■ **Work to complete**
a) Reproduce everything in the article on novice property investors' mistakes from "Others give up" down to "from a deal.".
b) In the article on novice property investors' mistakes, list the things that unrealistic expectations may concern.
c) Carry on writing the article on novice property investors' mistakes, starting after its final sentence.

■ **Document section**

┄┄┄┄┄┄┄┄┄┄┄┄┄┄┄┄┄┄┄┄

5 common mistakes that novice investors make

Expert Advice with Kate Forbes 20/03/2017

A common misconception is that property investing is easy.

In fact, many people falsely believe that they can buy any old piece of real estate, then sit back and watch their wealth grow.

In reality, successful property investment requires a number of skills as well as the right education.

Even when I started out investing I made mistakes along the way, but I learned from them and continued on my path to investment success.

So, to help you start out with a better chance of being a long-term property investor, here are five common mistakes that I’ve seen novice property investors make.

1) Not taking action
Some beginners neglect to take action because they're still searching for that magical secret that is going to make it start raining deals but in my experience the real secret is plain old hard work!

Many other would-be investors are paralysed by too much “analysis” or even that their offer might actually be accepted.

Others give up too easily when they’re not successful in buying the first one or two properties that they submit offers on.

Whatever the reason, not taking consistent action is a sure way to fail at anything.

In the end, persistence is what leads to success and the more we persist, the closer we get to our dreams.

2
) Having unrealistic expectations
In my experience, most novice real estate investors have unrealistic expectations.

Because they are inexperienced in property investing they just don’t understand the ins and outs of what’s required to purchase and then hold property over the long-term.

It may be about the amount of repairs a property needs, the time it takes to complete a project or the profit they should get from a deal.

Usually their expectations are either too high or too low.

┄┄┄┄┄┄┄┄┄┄┄┄┄┄┄┄┄┄┄┄

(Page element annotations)
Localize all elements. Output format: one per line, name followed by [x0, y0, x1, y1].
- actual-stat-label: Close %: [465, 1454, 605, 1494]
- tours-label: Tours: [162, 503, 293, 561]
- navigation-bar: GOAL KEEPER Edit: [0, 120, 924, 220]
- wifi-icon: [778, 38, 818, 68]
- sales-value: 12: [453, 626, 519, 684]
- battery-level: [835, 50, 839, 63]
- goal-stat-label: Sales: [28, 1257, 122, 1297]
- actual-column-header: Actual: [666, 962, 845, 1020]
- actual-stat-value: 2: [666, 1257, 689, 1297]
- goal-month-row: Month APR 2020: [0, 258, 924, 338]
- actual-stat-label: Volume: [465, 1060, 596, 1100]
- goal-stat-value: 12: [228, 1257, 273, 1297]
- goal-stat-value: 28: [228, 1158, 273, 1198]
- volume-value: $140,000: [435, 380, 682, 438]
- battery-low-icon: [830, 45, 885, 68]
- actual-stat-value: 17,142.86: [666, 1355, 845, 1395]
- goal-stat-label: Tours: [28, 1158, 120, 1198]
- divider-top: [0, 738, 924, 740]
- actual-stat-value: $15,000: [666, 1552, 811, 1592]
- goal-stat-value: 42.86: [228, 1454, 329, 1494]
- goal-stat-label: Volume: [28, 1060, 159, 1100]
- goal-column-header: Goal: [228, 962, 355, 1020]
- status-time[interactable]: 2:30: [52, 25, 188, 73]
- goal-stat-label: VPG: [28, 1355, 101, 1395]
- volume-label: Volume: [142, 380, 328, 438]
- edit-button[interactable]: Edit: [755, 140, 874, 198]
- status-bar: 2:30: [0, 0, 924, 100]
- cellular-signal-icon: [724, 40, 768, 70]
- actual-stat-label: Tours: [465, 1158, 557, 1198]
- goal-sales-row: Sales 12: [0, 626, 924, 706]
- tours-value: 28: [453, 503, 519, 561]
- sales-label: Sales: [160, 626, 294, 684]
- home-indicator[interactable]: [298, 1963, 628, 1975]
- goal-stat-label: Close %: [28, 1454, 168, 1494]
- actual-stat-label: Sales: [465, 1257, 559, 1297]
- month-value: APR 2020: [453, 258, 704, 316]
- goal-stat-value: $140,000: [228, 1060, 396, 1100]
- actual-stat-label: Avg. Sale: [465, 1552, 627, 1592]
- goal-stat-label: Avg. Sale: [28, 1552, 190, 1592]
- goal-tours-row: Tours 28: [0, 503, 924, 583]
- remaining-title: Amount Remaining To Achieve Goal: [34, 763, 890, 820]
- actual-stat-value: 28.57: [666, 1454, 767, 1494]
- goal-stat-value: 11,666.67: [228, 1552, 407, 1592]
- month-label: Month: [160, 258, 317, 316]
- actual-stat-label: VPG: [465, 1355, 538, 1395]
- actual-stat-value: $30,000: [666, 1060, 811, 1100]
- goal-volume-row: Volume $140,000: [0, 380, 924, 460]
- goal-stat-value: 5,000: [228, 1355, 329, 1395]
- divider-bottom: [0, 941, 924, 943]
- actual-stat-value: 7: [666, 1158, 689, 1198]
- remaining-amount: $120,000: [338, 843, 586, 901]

┄┄┄┄┄┄┄┄┄┄┄┄┄┄┄┄┄┄┄┄

■ **The replies**
a)
Others give up too easily when they’re not successful in buying the first one or two properties that they submit offers on.

Whatever the reason, not taking consistent action is a sure way to fail at anything.

In the end, persistence is what leads to success and the more we persist, the closer we get to our dreams.

2
) Having unrealistic expectations
In my experience, most novice real estate investors have unrealistic expectations.

Because they are inexperienced in property investing they just don’t understand the ins and outs of what’s required to purchase and then hold property over the long-term.

It may be about the amount of repairs a property needs, the time it takes to complete a project or the profit they should get from a deal.

b)
- The amount of repairs a property needs
- The time it takes to complete a project
- The profit they should get from a deal

c)
They may think they’ll get more rent for their property than what’s achievable in the current market or they don’t keep money aside for vacancies or urgent repairs.

Experienced investors understand the importance of planning for the unexpected.

This way, when things don’t go as planned it’s not the end of the world and won’t break their bank balance or their property investment dreams.

3) Being impatient
One of the most important factors in property investment is time.

The longer you hold a property, the more capital growth you are likely to achieve and the more wealth you will be able to generate.

But it can take a while for novice investors to see positive results when starting out and many lose patience long before the real growth starts.

You can’t expect to immediately find deals and make money.

In fact, it may take a number month to even get your first deal.

It’s important to remember that it often takes many years for most businesses to get to a point where they make steady and reliable profits and property investing is no different.


4) Not concentrating on quality deals
This is one of the biggest mistakes I see novice investors make, especially after they have done a few deals.

After they have some success, they begin to focus too much on quantity instead of doing quality deals.

I’d rather own six quality properties that will achieve above average capital growth than 12 affordable properties that are unlikely to grow much at all.

For some reason, avoiding the temptation to focus on quantity is a principle that most investors have a hard time accepting, perhaps because their natural inclination is to do more.

Whatever the reason, novices must learn that investing is an activity in which "staying busy" is not always smart.

And in my experience, sometimes, the best deals are the ones you don't do.


5) Being uneducated
Learning is such an important part of any success and this is especially true for property investment.

You always need to remember that real estate investment is like a business and you need to educate yourself continuously to have the best chance of long-term success.

It’s much easier and less costly to educate yourself than to make mistakes in the real world.

Some novices even complain that the books, courses or seminars promoted by real estate experts are too expensive.

I guess that depends on where you stand, but to me, they seem cheap compared to what I know can be earned and what I know you can lose in the real estate game.

Perhaps to a novice, though, they may seem expensive but as the saying goes, “If you think education is expensive, try ignorance.”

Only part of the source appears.